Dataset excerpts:
__________
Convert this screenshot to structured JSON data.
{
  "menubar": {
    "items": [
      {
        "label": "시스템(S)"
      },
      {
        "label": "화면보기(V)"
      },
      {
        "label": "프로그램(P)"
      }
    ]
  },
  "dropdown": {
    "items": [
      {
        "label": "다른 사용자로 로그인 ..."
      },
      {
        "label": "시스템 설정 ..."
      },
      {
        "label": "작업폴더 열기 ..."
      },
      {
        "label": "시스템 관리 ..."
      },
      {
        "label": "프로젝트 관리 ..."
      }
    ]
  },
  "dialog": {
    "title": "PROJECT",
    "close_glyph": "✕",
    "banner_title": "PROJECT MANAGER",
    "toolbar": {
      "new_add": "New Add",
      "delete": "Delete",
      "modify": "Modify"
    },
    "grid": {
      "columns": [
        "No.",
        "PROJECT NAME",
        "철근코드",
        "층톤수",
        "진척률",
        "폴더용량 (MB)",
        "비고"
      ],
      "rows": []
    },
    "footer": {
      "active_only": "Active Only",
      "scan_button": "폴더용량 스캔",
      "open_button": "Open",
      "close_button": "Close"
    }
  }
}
__________
Required work »
Reproduce the records above exactly.

Exercise solution »
Convert this screenshot to structured JSON data.
{
  "menubar": {
    "items": [
      {
        "label": "시스템(S)"
      },
      {
        "label": "화면보기(V)"
      },
      {
        "label": "프로그램(P)"
      }
    ]
  },
  "dropdown": {
    "items": [
      {
        "label": "다른 사용자로 로그인 ..."
      },
      {
        "label": "시스템 설정 ..."
      },
      {
        "label": "작업폴더 열기 ..."
      },
      {
        "label": "시스템 관리 ..."
      },
      {
        "label": "프로젝트 관리 ..."
      }
    ]
  },
  "dialog": {
    "title": "PROJECT",
    "close_glyph": "✕",
    "banner_title": "PROJECT MANAGER",
    "toolbar": {
      "new_add": "New Add",
      "delete": "Delete",
      "modify": "Modify"
    },
    "grid": {
      "columns": [
        "No.",
        "PROJECT NAME",
        "철근코드",
        "층톤수",
        "진척률",
        "폴더용량 (MB)",
        "비고"
      ],
      "rows": []
    },
    "footer": {
      "active_only": "Active Only",
      "scan_button": "폴더용량 스캔",
      "open_button": "Open",
      "close_button": "Close"
    }
  }
}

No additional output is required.